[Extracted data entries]
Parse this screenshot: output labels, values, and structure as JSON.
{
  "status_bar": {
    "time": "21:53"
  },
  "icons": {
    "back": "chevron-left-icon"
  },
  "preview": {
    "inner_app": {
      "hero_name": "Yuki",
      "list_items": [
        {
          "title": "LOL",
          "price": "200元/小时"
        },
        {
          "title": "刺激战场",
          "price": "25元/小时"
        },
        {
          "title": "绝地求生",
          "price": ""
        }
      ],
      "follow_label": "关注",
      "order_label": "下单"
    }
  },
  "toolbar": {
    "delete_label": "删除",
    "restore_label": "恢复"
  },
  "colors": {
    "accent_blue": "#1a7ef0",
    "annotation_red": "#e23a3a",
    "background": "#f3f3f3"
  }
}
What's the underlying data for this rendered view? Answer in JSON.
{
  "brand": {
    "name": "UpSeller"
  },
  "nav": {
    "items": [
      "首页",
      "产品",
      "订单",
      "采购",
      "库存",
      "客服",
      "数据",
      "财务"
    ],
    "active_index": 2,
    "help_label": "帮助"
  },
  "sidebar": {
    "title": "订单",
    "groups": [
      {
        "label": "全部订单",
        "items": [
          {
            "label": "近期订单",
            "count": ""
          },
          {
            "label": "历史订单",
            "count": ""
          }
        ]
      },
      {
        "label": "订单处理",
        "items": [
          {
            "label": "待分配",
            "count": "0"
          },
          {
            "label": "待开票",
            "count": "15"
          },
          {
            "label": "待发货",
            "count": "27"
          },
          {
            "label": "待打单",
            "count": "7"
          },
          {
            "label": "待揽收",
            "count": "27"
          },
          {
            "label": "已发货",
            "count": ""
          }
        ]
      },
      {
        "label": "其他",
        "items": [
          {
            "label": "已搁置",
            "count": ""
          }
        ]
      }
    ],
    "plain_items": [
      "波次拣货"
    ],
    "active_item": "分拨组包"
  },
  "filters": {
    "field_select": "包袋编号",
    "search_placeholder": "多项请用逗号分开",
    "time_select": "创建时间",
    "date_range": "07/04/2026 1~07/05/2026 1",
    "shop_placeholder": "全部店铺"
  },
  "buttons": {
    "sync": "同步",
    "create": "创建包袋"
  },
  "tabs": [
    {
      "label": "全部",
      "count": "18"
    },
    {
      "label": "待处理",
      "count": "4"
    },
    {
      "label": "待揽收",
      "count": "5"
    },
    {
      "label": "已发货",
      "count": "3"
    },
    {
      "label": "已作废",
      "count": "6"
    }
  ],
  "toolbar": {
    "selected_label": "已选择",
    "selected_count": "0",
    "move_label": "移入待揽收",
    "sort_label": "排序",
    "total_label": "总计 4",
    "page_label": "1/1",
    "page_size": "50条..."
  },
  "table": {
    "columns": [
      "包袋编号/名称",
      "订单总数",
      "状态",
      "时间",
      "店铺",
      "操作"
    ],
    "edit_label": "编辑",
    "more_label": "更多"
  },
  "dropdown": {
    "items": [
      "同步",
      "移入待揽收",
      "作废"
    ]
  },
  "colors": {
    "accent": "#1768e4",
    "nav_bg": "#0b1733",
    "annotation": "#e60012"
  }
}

• [Set problem]:
Would you restate each of the entries word for word?

• [Problem solution]:
Parse this screenshot: output labels, values, and structure as JSON.
{
  "status_bar": {
    "time": "21:53"
  },
  "icons": {
    "back": "chevron-left-icon"
  },
  "preview": {
    "inner_app": {
      "hero_name": "Yuki",
      "list_items": [
        {
          "title": "LOL",
          "price": "200元/小时"
        },
        {
          "title": "刺激战场",
          "price": "25元/小时"
        },
        {
          "title": "绝地求生",
          "price": ""
        }
      ],
      "follow_label": "关注",
      "order_label": "下单"
    }
  },
  "toolbar": {
    "delete_label": "删除",
    "restore_label": "恢复"
  },
  "colors": {
    "accent_blue": "#1a7ef0",
    "annotation_red": "#e23a3a",
    "background": "#f3f3f3"
  }
}
What's the underlying data for this rendered view? Answer in JSON.
{
  "brand": {
    "name": "UpSeller"
  },
  "nav": {
    "items": [
      "首页",
      "产品",
      "订单",
      "采购",
      "库存",
      "客服",
      "数据",
      "财务"
    ],
    "active_index": 2,
    "help_label": "帮助"
  },
  "sidebar": {
    "title": "订单",
    "groups": [
      {
        "label": "全部订单",
        "items": [
          {
            "label": "近期订单",
            "count": ""
          },
          {
            "label": "历史订单",
            "count": ""
          }
        ]
      },
      {
        "label": "订单处理",
        "items": [
          {
            "label": "待分配",
            "count": "0"
          },
          {
            "label": "待开票",
            "count": "15"
          },
          {
            "label": "待发货",
            "count": "27"
          },
          {
            "label": "待打单",
            "count": "7"
          },
          {
            "label": "待揽收",
            "count": "27"
          },
          {
            "label": "已发货",
            "count": ""
          }
        ]
      },
      {
        "label": "其他",
        "items": [
          {
            "label": "已搁置",
            "count": ""
          }
        ]
      }
    ],
    "plain_items": [
      "波次拣货"
    ],
    "active_item": "分拨组包"
  },
  "filters": {
    "field_select": "包袋编号",
    "search_placeholder": "多项请用逗号分开",
    "time_select": "创建时间",
    "date_range": "07/04/2026 1~07/05/2026 1",
    "shop_placeholder": "全部店铺"
  },
  "buttons": {
    "sync": "同步",
    "create": "创建包袋"
  },
  "tabs": [
    {
      "label": "全部",
      "count": "18"
    },
    {
      "label": "待处理",
      "count": "4"
    },
    {
      "label": "待揽收",
      "count": "5"
    },
    {
      "label": "已发货",
      "count": "3"
    },
    {
      "label": "已作废",
      "count": "6"
    }
  ],
  "toolbar": {
    "selected_label": "已选择",
    "selected_count": "0",
    "move_label": "移入待揽收",
    "sort_label": "排序",
    "total_label": "总计 4",
    "page_label": "1/1",
    "page_size": "50条..."
  },
  "table": {
    "columns": [
      "包袋编号/名称",
      "订单总数",
      "状态",
      "时间",
      "店铺",
      "操作"
    ],
    "edit_label": "编辑",
    "more_label": "更多"
  },
  "dropdown": {
    "items": [
      "同步",
      "移入待揽收",
      "作废"
    ]
  },
  "colors": {
    "accent": "#1768e4",
    "nav_bg": "#0b1733",
    "annotation": "#e60012"
  }
}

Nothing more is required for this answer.